* [What to do]:
Check the listing below for lines with the word "neutrophil" and say how many there are, with nothing but the number.

* [Data records]:
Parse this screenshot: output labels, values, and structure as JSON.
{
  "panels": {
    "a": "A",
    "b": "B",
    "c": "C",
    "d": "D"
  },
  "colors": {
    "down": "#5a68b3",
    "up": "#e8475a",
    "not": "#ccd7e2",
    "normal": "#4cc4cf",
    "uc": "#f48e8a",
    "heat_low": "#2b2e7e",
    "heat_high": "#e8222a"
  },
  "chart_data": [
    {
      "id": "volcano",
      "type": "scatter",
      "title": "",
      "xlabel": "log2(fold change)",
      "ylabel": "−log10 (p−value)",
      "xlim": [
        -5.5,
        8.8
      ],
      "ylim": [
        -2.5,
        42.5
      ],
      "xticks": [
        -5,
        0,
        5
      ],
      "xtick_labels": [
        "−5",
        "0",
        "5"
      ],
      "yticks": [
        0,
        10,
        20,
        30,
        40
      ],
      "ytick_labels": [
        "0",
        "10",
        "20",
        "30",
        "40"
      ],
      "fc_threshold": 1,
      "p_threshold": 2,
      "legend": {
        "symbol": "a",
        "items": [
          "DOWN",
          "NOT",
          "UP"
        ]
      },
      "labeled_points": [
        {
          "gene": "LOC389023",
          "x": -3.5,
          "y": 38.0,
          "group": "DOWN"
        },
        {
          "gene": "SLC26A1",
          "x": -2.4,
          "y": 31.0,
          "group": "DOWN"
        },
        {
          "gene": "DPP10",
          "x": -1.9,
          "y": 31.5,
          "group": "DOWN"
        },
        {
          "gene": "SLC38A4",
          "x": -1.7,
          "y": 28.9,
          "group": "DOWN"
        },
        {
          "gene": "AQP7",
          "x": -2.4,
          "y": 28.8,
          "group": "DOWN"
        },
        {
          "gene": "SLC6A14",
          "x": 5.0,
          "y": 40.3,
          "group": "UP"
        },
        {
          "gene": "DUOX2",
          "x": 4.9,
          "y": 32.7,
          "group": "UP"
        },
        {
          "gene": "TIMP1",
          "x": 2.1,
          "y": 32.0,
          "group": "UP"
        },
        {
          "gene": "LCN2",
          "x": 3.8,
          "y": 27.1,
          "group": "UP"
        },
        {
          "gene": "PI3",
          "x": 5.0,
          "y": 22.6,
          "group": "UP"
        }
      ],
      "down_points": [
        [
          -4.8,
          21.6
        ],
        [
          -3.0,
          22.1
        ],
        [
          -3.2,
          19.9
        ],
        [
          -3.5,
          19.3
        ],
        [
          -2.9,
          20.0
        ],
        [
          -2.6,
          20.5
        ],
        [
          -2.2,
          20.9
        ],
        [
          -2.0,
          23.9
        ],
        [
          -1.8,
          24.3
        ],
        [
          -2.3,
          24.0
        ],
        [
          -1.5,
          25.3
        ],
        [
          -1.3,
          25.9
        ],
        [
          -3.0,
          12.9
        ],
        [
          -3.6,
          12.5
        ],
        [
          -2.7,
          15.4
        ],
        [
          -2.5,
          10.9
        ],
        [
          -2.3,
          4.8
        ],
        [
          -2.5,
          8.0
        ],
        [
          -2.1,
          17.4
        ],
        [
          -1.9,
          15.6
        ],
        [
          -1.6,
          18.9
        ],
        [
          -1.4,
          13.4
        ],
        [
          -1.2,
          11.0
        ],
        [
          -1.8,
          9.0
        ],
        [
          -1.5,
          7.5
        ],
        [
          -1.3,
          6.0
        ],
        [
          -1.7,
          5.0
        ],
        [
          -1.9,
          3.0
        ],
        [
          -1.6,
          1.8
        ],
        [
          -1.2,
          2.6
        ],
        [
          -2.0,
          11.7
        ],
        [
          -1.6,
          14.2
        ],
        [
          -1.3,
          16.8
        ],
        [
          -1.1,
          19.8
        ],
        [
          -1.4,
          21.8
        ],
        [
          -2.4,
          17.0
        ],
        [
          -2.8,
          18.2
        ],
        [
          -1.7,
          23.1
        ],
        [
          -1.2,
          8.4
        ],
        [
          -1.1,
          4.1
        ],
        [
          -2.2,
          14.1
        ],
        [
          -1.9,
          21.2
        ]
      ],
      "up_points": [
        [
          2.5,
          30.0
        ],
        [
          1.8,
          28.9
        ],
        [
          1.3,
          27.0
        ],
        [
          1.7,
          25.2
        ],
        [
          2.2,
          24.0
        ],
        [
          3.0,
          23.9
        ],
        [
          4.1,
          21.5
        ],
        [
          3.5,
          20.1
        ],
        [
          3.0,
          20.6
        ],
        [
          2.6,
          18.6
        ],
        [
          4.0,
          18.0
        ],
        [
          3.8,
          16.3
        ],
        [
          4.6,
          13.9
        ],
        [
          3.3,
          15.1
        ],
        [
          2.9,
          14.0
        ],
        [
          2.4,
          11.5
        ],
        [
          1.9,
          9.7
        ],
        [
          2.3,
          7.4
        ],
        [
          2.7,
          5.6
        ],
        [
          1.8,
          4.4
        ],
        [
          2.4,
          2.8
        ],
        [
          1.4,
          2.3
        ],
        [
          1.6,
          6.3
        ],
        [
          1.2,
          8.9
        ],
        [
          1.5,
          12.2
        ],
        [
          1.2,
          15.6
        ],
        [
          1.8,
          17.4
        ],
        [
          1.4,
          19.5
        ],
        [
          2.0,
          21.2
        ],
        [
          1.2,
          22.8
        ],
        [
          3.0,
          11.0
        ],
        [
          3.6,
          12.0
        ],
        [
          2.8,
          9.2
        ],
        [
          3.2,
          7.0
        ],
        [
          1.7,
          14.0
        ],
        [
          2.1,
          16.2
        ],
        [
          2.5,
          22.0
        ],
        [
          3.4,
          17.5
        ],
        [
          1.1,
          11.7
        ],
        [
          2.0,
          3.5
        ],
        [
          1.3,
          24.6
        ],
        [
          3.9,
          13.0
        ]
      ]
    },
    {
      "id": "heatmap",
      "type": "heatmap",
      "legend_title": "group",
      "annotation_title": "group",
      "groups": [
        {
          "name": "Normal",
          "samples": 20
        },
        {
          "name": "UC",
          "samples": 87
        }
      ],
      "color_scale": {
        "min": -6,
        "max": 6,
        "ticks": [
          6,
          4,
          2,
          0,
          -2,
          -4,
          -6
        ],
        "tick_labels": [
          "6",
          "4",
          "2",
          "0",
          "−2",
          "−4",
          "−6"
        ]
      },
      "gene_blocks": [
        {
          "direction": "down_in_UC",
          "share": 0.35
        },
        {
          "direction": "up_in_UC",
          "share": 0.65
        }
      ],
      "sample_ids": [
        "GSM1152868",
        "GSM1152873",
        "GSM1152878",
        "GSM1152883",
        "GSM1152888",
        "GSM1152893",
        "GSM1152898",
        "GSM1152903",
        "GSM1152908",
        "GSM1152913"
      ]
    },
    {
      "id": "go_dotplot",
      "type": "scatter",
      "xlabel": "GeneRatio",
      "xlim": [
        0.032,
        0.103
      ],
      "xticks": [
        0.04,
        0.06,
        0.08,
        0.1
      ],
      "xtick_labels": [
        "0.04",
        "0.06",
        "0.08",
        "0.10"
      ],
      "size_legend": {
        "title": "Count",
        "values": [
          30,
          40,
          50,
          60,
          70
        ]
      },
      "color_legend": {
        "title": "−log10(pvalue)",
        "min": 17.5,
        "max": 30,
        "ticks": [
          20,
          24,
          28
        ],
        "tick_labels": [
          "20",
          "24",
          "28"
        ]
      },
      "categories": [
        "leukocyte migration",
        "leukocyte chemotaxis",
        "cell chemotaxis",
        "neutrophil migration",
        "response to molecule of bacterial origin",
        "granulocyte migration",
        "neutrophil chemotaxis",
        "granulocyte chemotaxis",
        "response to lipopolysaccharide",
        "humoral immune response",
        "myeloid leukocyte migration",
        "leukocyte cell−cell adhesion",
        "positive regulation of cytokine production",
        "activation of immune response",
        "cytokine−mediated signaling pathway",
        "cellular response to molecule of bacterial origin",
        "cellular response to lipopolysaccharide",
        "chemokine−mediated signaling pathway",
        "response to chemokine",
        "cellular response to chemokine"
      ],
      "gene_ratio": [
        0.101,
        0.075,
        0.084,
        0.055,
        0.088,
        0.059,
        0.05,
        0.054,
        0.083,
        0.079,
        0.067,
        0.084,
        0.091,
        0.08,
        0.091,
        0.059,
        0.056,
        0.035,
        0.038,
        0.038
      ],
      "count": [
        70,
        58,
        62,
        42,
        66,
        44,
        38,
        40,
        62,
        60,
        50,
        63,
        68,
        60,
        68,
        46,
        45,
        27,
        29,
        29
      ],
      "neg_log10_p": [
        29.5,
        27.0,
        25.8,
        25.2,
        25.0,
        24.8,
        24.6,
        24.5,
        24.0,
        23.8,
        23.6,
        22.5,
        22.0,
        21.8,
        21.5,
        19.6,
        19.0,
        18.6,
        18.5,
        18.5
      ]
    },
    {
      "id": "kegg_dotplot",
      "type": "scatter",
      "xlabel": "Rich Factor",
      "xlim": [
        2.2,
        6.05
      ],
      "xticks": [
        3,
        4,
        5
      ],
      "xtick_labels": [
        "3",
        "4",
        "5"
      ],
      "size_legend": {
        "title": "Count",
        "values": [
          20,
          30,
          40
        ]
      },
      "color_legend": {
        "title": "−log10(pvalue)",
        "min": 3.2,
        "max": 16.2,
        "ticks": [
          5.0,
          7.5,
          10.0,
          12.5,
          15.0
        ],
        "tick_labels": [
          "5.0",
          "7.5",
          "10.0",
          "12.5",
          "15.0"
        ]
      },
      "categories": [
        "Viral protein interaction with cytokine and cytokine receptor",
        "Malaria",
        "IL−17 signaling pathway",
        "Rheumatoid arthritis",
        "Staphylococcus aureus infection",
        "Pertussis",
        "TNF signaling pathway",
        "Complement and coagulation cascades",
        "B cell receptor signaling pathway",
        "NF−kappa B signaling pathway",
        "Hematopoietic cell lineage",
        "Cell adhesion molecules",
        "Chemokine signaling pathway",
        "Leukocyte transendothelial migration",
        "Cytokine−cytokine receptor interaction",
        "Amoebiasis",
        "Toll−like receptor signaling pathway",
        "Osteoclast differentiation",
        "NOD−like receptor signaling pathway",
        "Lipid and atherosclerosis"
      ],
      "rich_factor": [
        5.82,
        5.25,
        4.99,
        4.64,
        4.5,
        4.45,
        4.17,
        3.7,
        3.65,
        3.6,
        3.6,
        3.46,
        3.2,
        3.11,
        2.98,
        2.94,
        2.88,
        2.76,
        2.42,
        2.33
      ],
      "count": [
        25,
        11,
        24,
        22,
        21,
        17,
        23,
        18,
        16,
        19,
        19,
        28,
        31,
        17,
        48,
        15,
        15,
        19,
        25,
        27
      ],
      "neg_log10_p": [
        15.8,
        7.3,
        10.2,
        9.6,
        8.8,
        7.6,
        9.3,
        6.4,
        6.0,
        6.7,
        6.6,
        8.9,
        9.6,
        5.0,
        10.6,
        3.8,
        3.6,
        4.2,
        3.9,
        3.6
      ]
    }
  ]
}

* [Response to the exercise]:
2